DATA LISTING:
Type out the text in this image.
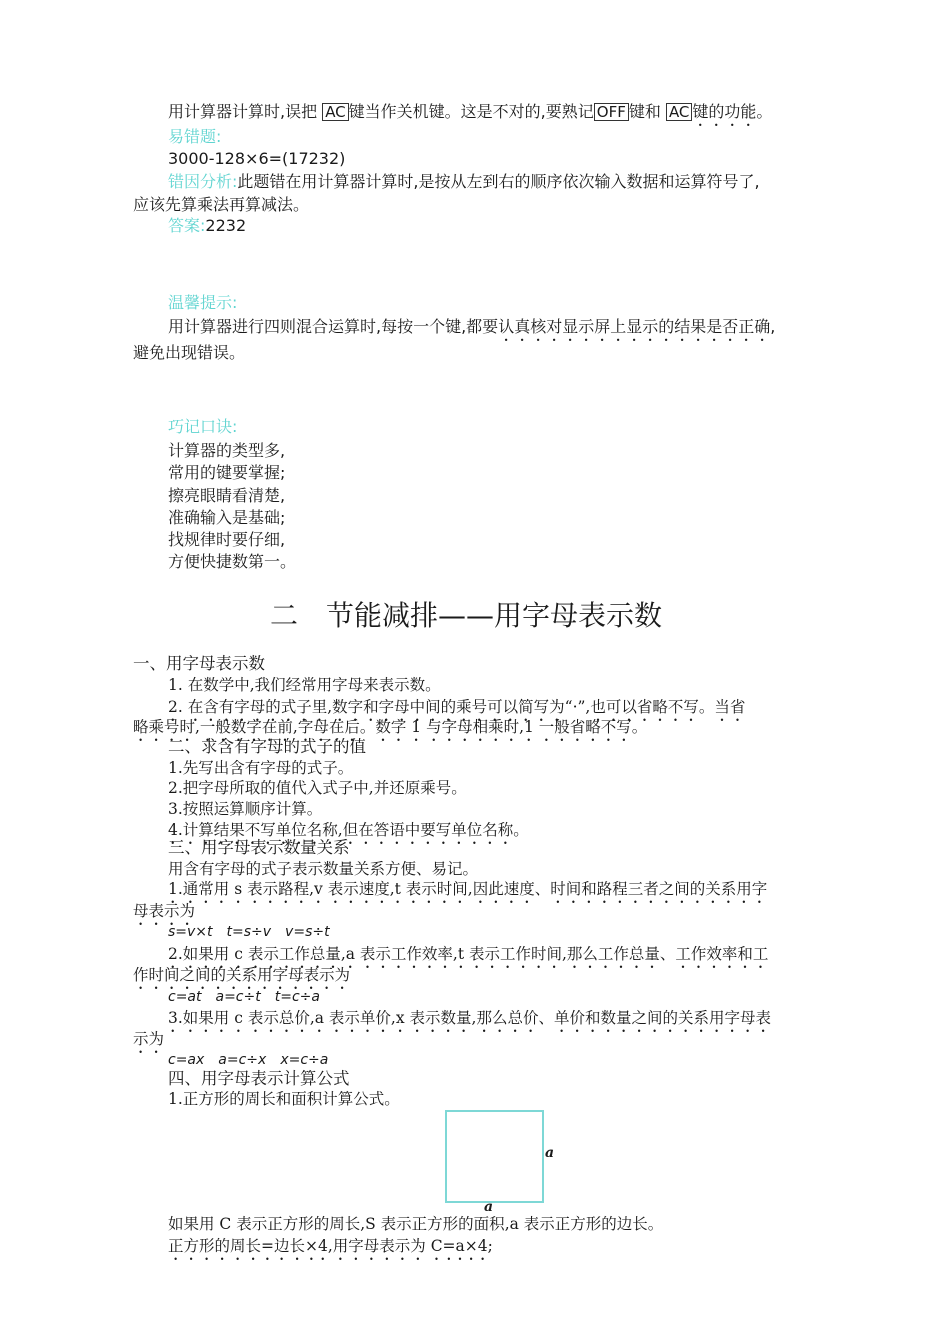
用计算器计算时,误把 AC 键当作关机键。这是不对的,要熟记 OFF 键和 AC 键的功能。
易错题:
3000-128×6=(17232)
错因分析:此题错在用计算器计算时,是按从左到右的顺序依次输入数据和运算符号了,
应该先算乘法再算减法。
答案:2232
温馨提示:
用计算器进行四则混合运算时,每按一个键,都要认真核对显示屏上显示的结果是否正确,
避免出现错误。
巧记口诀:
计算器的类型多,
常用的键要掌握;
擦亮眼睛看清楚,
准确输入是基础;
找规律时要仔细,
方便快捷数第一。
二　节能减排——用字母表示数
一、用字母表示数
1. 在数学中,我们经常用字母来表示数。
2. 在含有字母的式子里,数字和字母中间的乘号可以简写为“·”,也可以省略不写。当省
略乘号时,一般数字在前,字母在后。数字 1 与字母相乘时,1 一般省略不写。
二、求含有字母的式子的值
1.先写出含有字母的式子。
2.把字母所取的值代入式子中,并还原乘号。
3.按照运算顺序计算。
4.计算结果不写单位名称,但在答语中要写单位名称。
三、用字母表示数量关系
用含有字母的式子表示数量关系方便、易记。
1.通常用 s 表示路程,v 表示速度,t 表示时间,因此速度、时间和路程三者之间的关系用字
母表示为
s=v×t　t=s÷v　v=s÷t
2.如果用 c 表示工作总量,a 表示工作效率,t 表示工作时间,那么工作总量、工作效率和工
作时间之间的关系用字母表示为
c=at　a=c÷t　t=c÷a
3.如果用 c 表示总价,a 表示单价,x 表示数量,那么总价、单价和数量之间的关系用字母表
示为
c=ax　a=c÷x　x=c÷a
四、用字母表示计算公式
1.正方形的周长和面积计算公式。
a
a
如果用 C 表示正方形的周长,S 表示正方形的面积,a 表示正方形的边长。
正方形的周长=边长×4,用字母表示为 C=a×4;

WHAT THE EXERCISE ASKS: Can you repeat every record above exactly, apart from the pictures?

THE OUTPUT:
Type out the text in this image.
用计算器计算时,误把 AC 键当作关机键。这是不对的,要熟记 OFF 键和 AC 键的功能。
易错题:
3000-128×6=(17232)
错因分析:此题错在用计算器计算时,是按从左到右的顺序依次输入数据和运算符号了,
应该先算乘法再算减法。
答案:2232
温馨提示:
用计算器进行四则混合运算时,每按一个键,都要认真核对显示屏上显示的结果是否正确,
避免出现错误。
巧记口诀:
计算器的类型多,
常用的键要掌握;
擦亮眼睛看清楚,
准确输入是基础;
找规律时要仔细,
方便快捷数第一。
二　节能减排——用字母表示数
一、用字母表示数
1. 在数学中,我们经常用字母来表示数。
2. 在含有字母的式子里,数字和字母中间的乘号可以简写为“·”,也可以省略不写。当省
略乘号时,一般数字在前,字母在后。数字 1 与字母相乘时,1 一般省略不写。
二、求含有字母的式子的值
1.先写出含有字母的式子。
2.把字母所取的值代入式子中,并还原乘号。
3.按照运算顺序计算。
4.计算结果不写单位名称,但在答语中要写单位名称。
三、用字母表示数量关系
用含有字母的式子表示数量关系方便、易记。
1.通常用 s 表示路程,v 表示速度,t 表示时间,因此速度、时间和路程三者之间的关系用字
母表示为
s=v×t　t=s÷v　v=s÷t
2.如果用 c 表示工作总量,a 表示工作效率,t 表示工作时间,那么工作总量、工作效率和工
作时间之间的关系用字母表示为
c=at　a=c÷t　t=c÷a
3.如果用 c 表示总价,a 表示单价,x 表示数量,那么总价、单价和数量之间的关系用字母表
示为
c=ax　a=c÷x　x=c÷a
四、用字母表示计算公式
1.正方形的周长和面积计算公式。
a
a
如果用 C 表示正方形的周长,S 表示正方形的面积,a 表示正方形的边长。
正方形的周长=边长×4,用字母表示为 C=a×4;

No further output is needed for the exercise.